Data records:
## BEGIN

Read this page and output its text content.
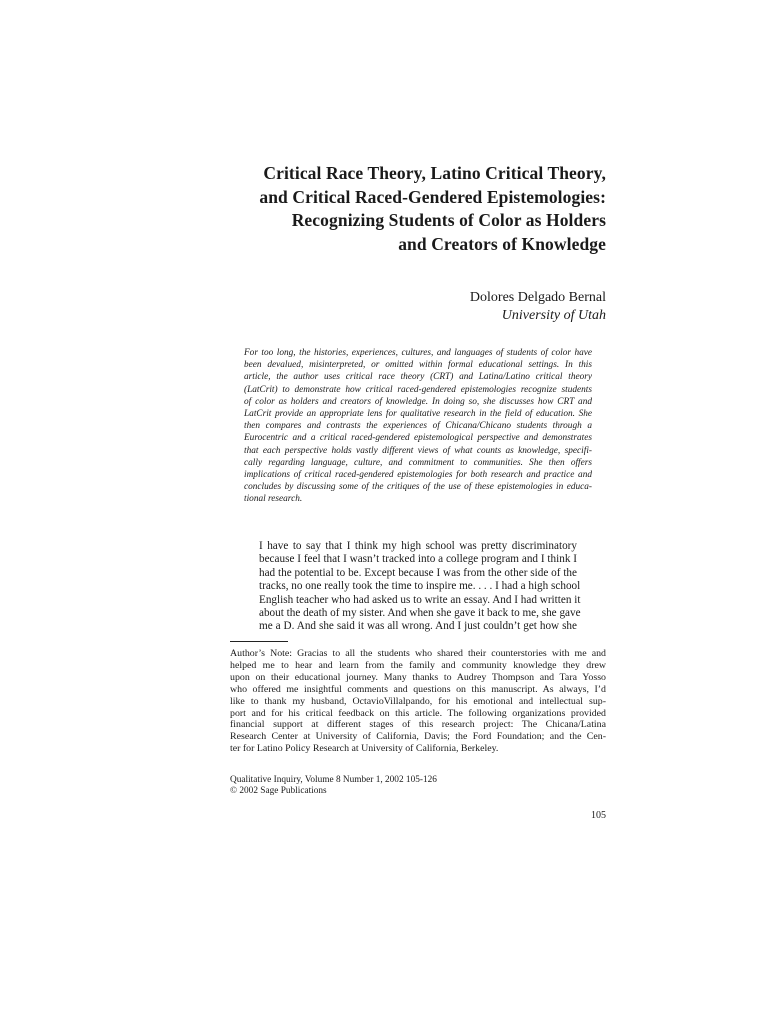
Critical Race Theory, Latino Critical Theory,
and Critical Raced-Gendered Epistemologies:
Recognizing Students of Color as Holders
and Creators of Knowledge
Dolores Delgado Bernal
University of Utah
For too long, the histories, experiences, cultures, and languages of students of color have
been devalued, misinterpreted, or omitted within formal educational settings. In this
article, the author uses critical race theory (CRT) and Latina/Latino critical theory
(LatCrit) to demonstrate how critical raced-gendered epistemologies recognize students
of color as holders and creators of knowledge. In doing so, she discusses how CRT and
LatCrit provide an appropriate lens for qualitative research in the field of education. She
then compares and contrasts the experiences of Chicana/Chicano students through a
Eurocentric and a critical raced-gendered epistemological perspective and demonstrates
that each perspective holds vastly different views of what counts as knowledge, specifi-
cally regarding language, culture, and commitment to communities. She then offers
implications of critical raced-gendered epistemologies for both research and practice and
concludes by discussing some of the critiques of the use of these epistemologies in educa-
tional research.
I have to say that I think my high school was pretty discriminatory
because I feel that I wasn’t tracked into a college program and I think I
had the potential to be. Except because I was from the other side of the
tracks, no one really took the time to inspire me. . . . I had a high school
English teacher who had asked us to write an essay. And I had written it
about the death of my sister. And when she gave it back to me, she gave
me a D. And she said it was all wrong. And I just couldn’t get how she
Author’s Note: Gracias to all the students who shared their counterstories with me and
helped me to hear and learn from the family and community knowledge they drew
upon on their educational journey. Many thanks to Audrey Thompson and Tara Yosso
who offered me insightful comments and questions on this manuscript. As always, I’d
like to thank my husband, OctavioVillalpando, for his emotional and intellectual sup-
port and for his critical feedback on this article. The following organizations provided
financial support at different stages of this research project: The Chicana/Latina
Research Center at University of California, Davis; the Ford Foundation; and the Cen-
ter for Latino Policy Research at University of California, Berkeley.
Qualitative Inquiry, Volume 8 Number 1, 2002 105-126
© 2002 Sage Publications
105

## END
## BEGIN

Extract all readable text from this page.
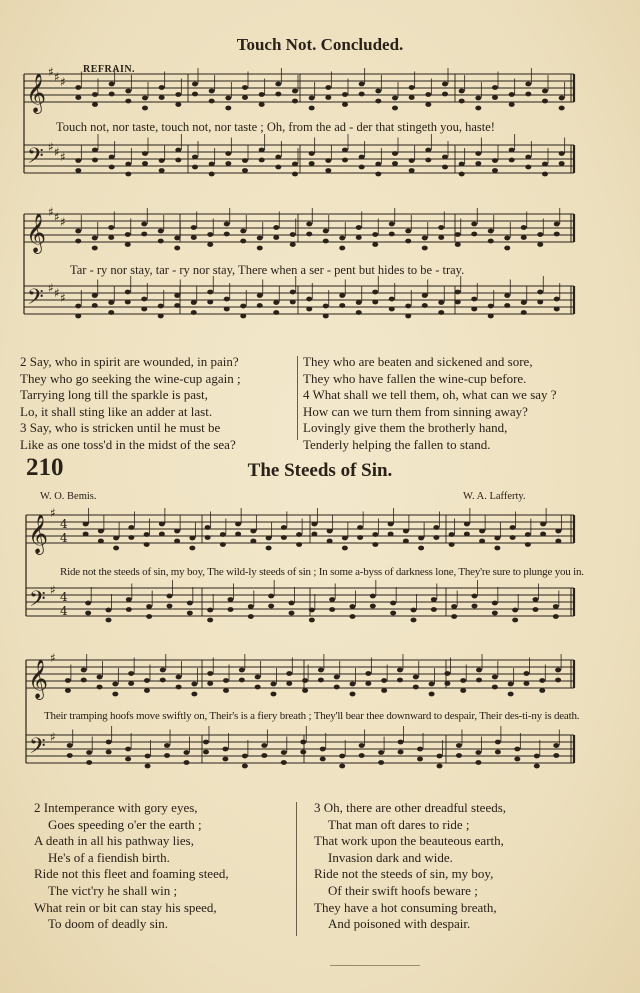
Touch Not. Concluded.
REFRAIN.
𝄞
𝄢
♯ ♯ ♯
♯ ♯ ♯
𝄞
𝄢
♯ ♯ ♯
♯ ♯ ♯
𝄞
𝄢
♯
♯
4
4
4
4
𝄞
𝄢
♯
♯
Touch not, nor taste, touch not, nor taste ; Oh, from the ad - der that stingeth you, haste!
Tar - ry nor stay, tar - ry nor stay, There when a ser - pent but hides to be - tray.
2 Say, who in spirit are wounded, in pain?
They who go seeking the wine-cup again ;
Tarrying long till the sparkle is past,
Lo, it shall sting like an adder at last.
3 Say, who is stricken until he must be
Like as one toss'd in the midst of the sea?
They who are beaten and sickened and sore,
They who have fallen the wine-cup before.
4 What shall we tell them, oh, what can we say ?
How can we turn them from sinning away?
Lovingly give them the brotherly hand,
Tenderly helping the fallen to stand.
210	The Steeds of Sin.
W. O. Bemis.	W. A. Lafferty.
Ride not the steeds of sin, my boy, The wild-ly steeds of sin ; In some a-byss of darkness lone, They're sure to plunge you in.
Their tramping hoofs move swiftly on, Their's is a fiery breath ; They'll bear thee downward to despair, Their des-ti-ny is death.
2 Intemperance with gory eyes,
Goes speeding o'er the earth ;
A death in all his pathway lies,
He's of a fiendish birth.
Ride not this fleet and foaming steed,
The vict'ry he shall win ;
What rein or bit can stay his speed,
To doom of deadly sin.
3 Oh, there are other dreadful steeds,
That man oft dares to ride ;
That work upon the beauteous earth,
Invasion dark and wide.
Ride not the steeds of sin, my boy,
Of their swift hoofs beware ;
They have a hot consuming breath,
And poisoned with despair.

## END

* _TASK DETAILS_: Take every line that includes the string "breath" and copy it.

* _WRITTEN SOLUTION_:
Their tramping hoofs move swiftly on, Their's is a fiery breath ; They'll bear thee downward to despair, Their des-ti-ny is death.
They have a hot consuming breath,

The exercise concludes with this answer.